(Dataset items)

--*--

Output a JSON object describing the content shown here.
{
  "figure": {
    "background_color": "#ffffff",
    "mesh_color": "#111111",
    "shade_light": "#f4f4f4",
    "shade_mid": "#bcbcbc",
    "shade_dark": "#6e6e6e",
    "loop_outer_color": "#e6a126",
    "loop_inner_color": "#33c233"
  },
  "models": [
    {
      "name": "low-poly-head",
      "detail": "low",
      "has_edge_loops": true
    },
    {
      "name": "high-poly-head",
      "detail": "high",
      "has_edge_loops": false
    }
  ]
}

--*--

PROBLEM TO SOLVE => Search the data above for the string "name" and return every line that has it.

SOLUTION =>
      "name": "low-poly-head",
      "name": "high-poly-head",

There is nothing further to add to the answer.